**YOUR TASK**
Output every entry exactly as written.
■ ■ ■
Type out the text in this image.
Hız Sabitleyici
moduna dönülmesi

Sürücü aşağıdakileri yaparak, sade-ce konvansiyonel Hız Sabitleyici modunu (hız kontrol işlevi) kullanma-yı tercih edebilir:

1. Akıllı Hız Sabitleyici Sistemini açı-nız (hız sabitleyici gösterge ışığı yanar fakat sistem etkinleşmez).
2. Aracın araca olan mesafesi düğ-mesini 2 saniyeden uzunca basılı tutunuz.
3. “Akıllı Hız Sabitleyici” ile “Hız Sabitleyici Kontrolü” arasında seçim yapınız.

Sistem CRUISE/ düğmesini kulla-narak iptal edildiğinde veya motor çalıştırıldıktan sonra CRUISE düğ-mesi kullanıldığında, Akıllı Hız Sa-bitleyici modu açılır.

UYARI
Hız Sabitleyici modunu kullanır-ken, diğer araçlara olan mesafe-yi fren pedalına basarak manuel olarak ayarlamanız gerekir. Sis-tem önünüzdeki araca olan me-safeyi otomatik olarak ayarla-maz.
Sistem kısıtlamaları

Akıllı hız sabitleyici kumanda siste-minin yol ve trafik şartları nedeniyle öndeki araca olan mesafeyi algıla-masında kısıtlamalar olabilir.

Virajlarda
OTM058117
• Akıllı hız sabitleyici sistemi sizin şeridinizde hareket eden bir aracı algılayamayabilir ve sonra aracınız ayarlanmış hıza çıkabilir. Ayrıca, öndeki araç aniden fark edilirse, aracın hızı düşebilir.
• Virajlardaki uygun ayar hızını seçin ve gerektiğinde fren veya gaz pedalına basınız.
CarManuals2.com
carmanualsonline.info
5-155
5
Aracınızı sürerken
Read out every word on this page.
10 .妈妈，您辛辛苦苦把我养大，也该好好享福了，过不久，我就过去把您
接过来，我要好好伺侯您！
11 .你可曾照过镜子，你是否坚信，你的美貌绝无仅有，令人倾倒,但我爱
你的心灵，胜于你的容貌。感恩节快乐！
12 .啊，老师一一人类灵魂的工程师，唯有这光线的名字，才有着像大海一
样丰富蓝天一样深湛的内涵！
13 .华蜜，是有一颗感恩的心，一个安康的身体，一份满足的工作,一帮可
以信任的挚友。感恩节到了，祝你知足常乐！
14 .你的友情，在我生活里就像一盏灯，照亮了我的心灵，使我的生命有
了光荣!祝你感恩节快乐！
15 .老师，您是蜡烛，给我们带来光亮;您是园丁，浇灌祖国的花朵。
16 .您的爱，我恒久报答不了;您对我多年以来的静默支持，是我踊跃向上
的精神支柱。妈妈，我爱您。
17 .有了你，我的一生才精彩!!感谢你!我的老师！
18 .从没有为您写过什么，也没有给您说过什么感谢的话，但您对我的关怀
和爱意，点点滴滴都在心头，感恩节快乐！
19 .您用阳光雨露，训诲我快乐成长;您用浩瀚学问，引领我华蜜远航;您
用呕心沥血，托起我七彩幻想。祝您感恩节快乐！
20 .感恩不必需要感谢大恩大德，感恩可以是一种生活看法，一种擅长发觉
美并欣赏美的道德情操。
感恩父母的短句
■ ■ ■
**ANSWER TO THIS TASK**
Type out the text in this image.
Hız Sabitleyici
moduna dönülmesi

Sürücü aşağıdakileri yaparak, sade-ce konvansiyonel Hız Sabitleyici modunu (hız kontrol işlevi) kullanma-yı tercih edebilir:

1. Akıllı Hız Sabitleyici Sistemini açı-nız (hız sabitleyici gösterge ışığı yanar fakat sistem etkinleşmez).
2. Aracın araca olan mesafesi düğ-mesini 2 saniyeden uzunca basılı tutunuz.
3. “Akıllı Hız Sabitleyici” ile “Hız Sabitleyici Kontrolü” arasında seçim yapınız.

Sistem CRUISE/ düğmesini kulla-narak iptal edildiğinde veya motor çalıştırıldıktan sonra CRUISE düğ-mesi kullanıldığında, Akıllı Hız Sa-bitleyici modu açılır.

UYARI
Hız Sabitleyici modunu kullanır-ken, diğer araçlara olan mesafe-yi fren pedalına basarak manuel olarak ayarlamanız gerekir. Sis-tem önünüzdeki araca olan me-safeyi otomatik olarak ayarla-maz.
Sistem kısıtlamaları

Akıllı hız sabitleyici kumanda siste-minin yol ve trafik şartları nedeniyle öndeki araca olan mesafeyi algıla-masında kısıtlamalar olabilir.

Virajlarda
OTM058117
• Akıllı hız sabitleyici sistemi sizin şeridinizde hareket eden bir aracı algılayamayabilir ve sonra aracınız ayarlanmış hıza çıkabilir. Ayrıca, öndeki araç aniden fark edilirse, aracın hızı düşebilir.
• Virajlardaki uygun ayar hızını seçin ve gerektiğinde fren veya gaz pedalına basınız.
CarManuals2.com
carmanualsonline.info
5-155
5
Aracınızı sürerken
Read out every word on this page.
10 .妈妈，您辛辛苦苦把我养大，也该好好享福了，过不久，我就过去把您
接过来，我要好好伺侯您！
11 .你可曾照过镜子，你是否坚信，你的美貌绝无仅有，令人倾倒,但我爱
你的心灵，胜于你的容貌。感恩节快乐！
12 .啊，老师一一人类灵魂的工程师，唯有这光线的名字，才有着像大海一
样丰富蓝天一样深湛的内涵！
13 .华蜜，是有一颗感恩的心，一个安康的身体，一份满足的工作,一帮可
以信任的挚友。感恩节到了，祝你知足常乐！
14 .你的友情，在我生活里就像一盏灯，照亮了我的心灵，使我的生命有
了光荣!祝你感恩节快乐！
15 .老师，您是蜡烛，给我们带来光亮;您是园丁，浇灌祖国的花朵。
16 .您的爱，我恒久报答不了;您对我多年以来的静默支持，是我踊跃向上
的精神支柱。妈妈，我爱您。
17 .有了你，我的一生才精彩!!感谢你!我的老师！
18 .从没有为您写过什么，也没有给您说过什么感谢的话，但您对我的关怀
和爱意，点点滴滴都在心头，感恩节快乐！
19 .您用阳光雨露，训诲我快乐成长;您用浩瀚学问，引领我华蜜远航;您
用呕心沥血，托起我七彩幻想。祝您感恩节快乐！
20 .感恩不必需要感谢大恩大德，感恩可以是一种生活看法，一种擅长发觉
美并欣赏美的道德情操。
感恩父母的短句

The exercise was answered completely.